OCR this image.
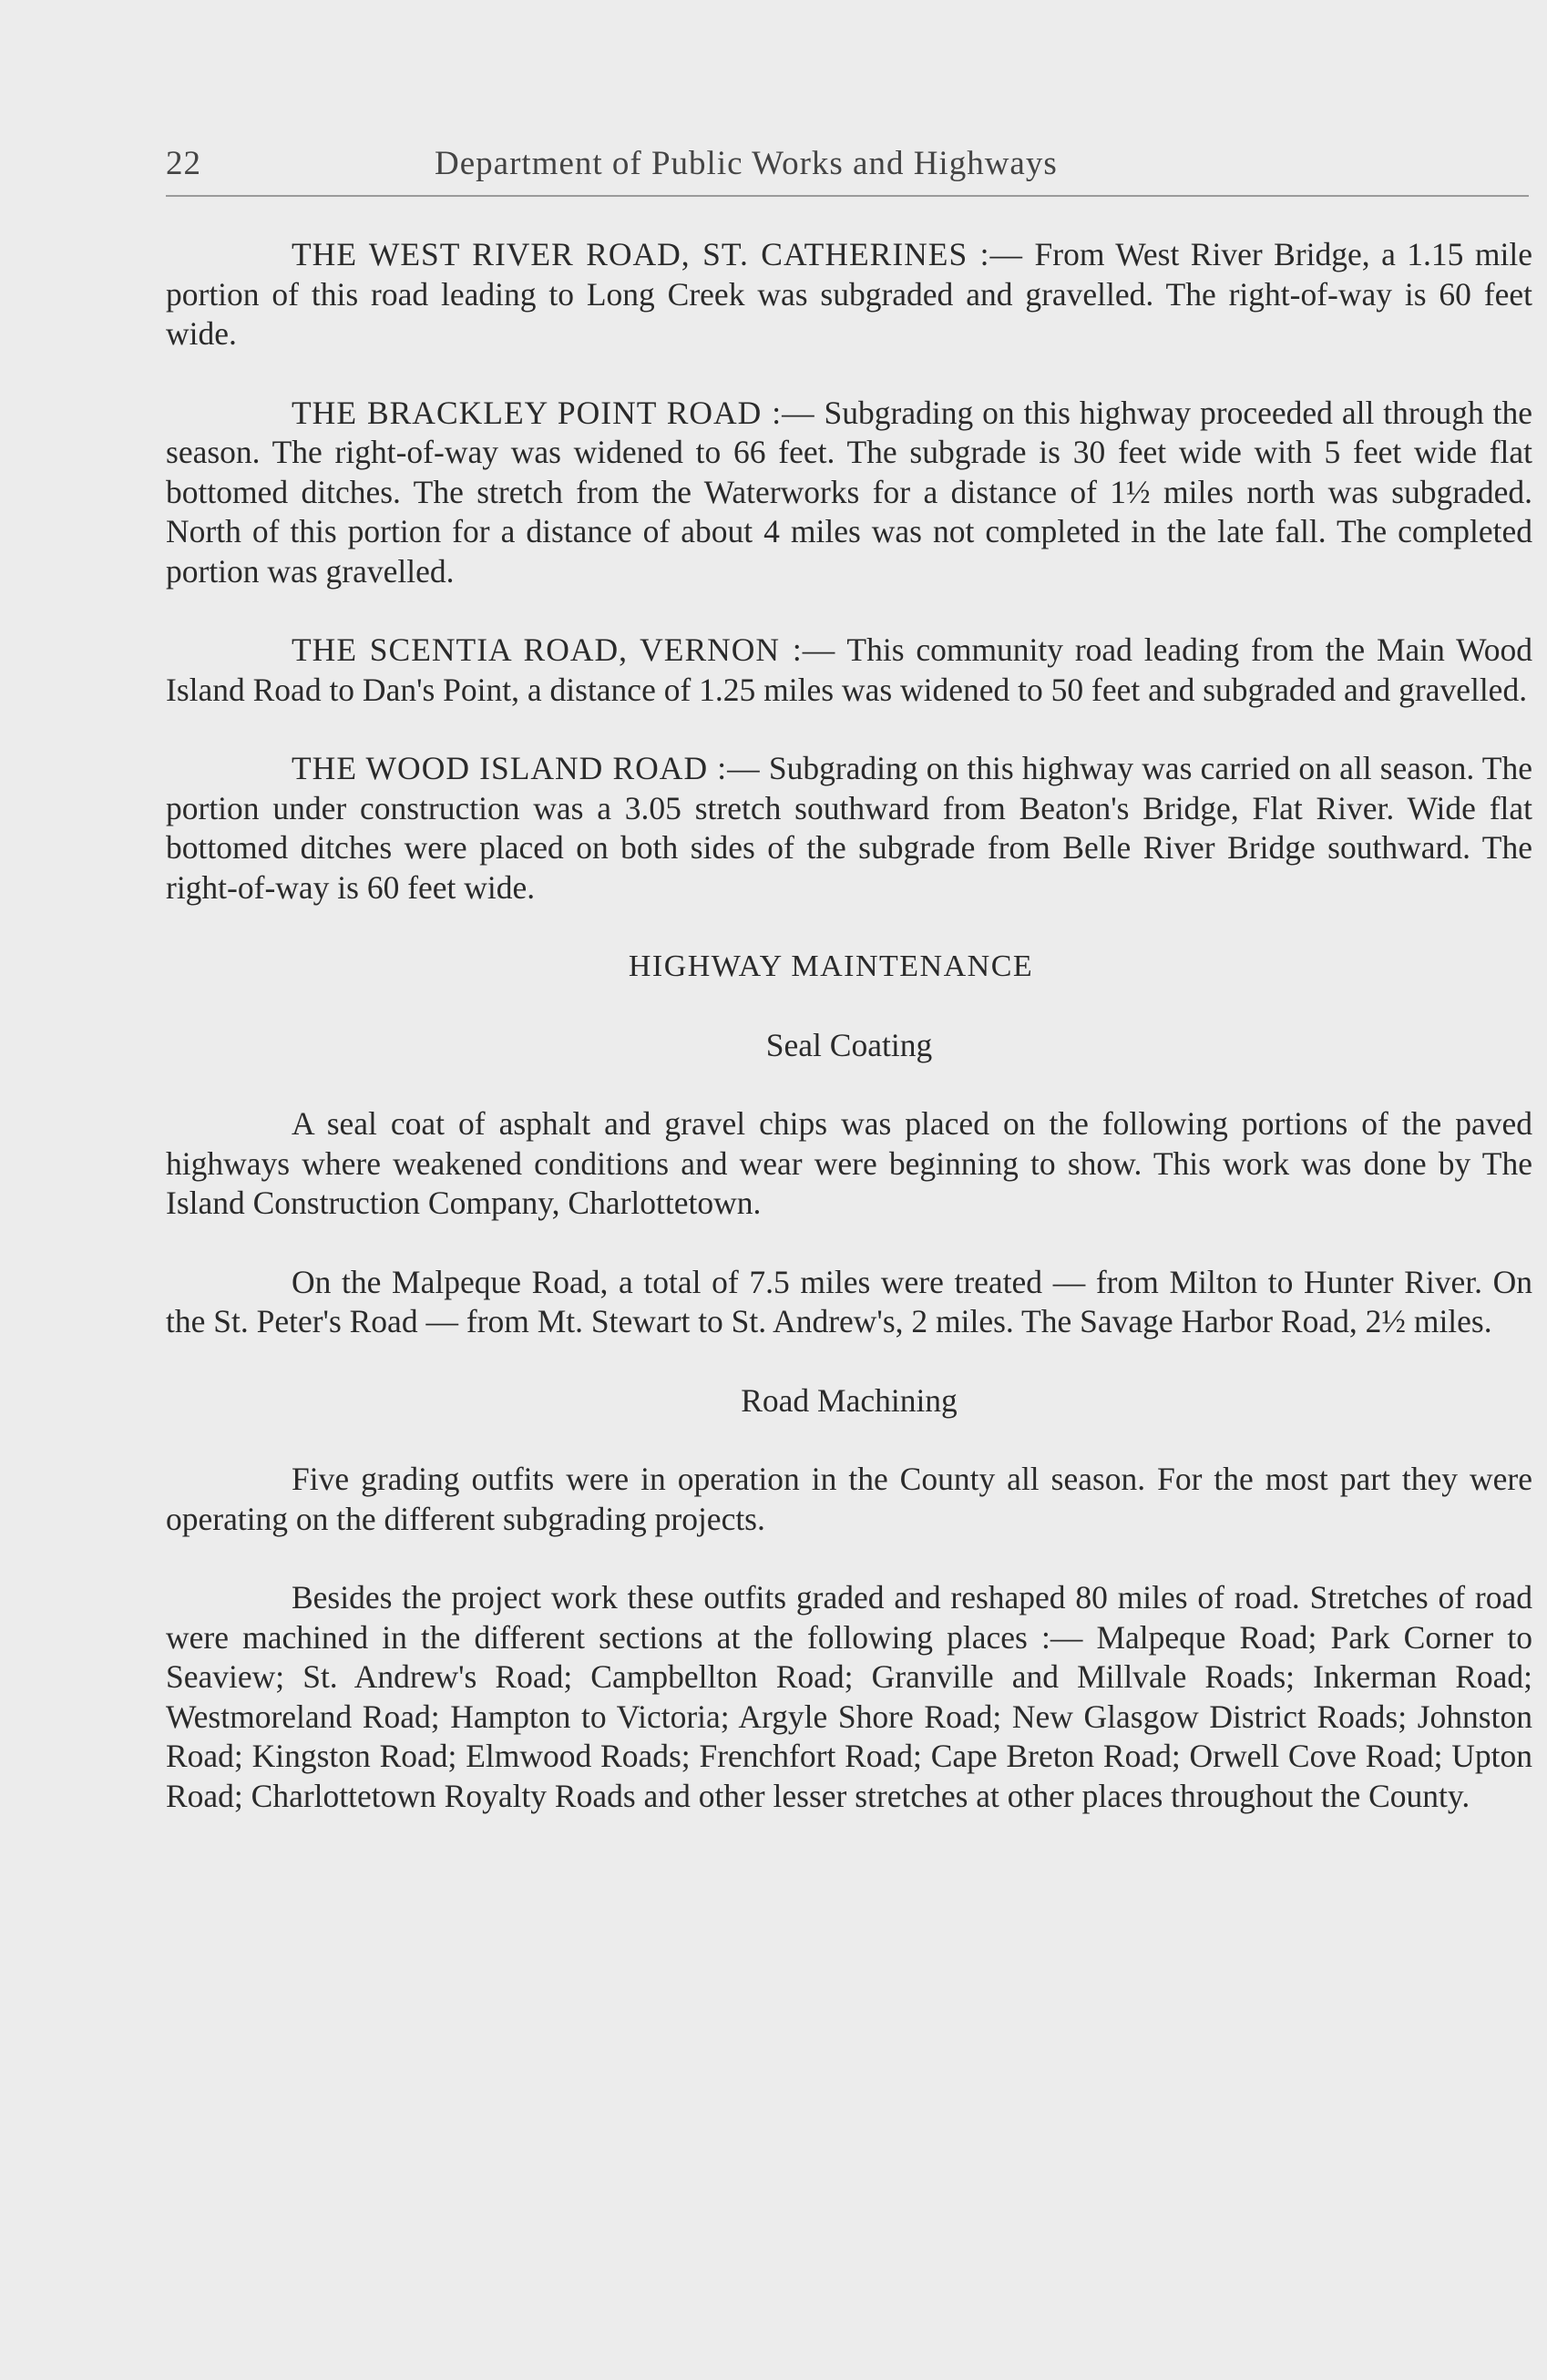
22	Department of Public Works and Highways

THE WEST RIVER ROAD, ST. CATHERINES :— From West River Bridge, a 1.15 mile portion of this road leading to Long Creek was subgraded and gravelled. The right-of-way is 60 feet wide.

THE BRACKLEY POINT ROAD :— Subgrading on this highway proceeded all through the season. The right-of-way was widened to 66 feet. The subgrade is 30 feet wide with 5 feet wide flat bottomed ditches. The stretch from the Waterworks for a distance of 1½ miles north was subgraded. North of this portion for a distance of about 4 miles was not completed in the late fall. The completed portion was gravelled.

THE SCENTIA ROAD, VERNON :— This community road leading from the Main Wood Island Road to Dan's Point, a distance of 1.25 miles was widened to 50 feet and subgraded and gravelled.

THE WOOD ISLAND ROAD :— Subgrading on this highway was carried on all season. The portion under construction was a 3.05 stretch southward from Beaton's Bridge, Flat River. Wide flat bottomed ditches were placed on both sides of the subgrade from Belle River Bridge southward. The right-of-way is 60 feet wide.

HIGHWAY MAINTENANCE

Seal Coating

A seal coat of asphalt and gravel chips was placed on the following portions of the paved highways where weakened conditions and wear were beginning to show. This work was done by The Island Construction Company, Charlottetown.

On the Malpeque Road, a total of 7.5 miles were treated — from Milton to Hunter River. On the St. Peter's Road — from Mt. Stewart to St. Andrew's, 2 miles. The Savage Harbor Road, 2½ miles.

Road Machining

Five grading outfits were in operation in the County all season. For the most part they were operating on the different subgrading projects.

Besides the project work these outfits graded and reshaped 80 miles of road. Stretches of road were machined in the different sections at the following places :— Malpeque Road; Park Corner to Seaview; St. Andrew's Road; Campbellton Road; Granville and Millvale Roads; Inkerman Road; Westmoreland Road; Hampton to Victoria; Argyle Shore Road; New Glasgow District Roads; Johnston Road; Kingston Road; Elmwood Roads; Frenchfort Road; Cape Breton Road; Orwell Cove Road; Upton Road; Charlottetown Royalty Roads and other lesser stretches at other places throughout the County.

************

> **Problem statement**: The records above must be printed exactly; the pictures stay out.

> **Correct answer**:
OCR this image.
22	Department of Public Works and Highways

THE WEST RIVER ROAD, ST. CATHERINES :— From West River Bridge, a 1.15 mile portion of this road leading to Long Creek was subgraded and gravelled. The right-of-way is 60 feet wide.

THE BRACKLEY POINT ROAD :— Subgrading on this highway proceeded all through the season. The right-of-way was widened to 66 feet. The subgrade is 30 feet wide with 5 feet wide flat bottomed ditches. The stretch from the Waterworks for a distance of 1½ miles north was subgraded. North of this portion for a distance of about 4 miles was not completed in the late fall. The completed portion was gravelled.

THE SCENTIA ROAD, VERNON :— This community road leading from the Main Wood Island Road to Dan's Point, a distance of 1.25 miles was widened to 50 feet and subgraded and gravelled.

THE WOOD ISLAND ROAD :— Subgrading on this highway was carried on all season. The portion under construction was a 3.05 stretch southward from Beaton's Bridge, Flat River. Wide flat bottomed ditches were placed on both sides of the subgrade from Belle River Bridge southward. The right-of-way is 60 feet wide.

HIGHWAY MAINTENANCE

Seal Coating

A seal coat of asphalt and gravel chips was placed on the following portions of the paved highways where weakened conditions and wear were beginning to show. This work was done by The Island Construction Company, Charlottetown.

On the Malpeque Road, a total of 7.5 miles were treated — from Milton to Hunter River. On the St. Peter's Road — from Mt. Stewart to St. Andrew's, 2 miles. The Savage Harbor Road, 2½ miles.

Road Machining

Five grading outfits were in operation in the County all season. For the most part they were operating on the different subgrading projects.

Besides the project work these outfits graded and reshaped 80 miles of road. Stretches of road were machined in the different sections at the following places :— Malpeque Road; Park Corner to Seaview; St. Andrew's Road; Campbellton Road; Granville and Millvale Roads; Inkerman Road; Westmoreland Road; Hampton to Victoria; Argyle Shore Road; New Glasgow District Roads; Johnston Road; Kingston Road; Elmwood Roads; Frenchfort Road; Cape Breton Road; Orwell Cove Road; Upton Road; Charlottetown Royalty Roads and other lesser stretches at other places throughout the County.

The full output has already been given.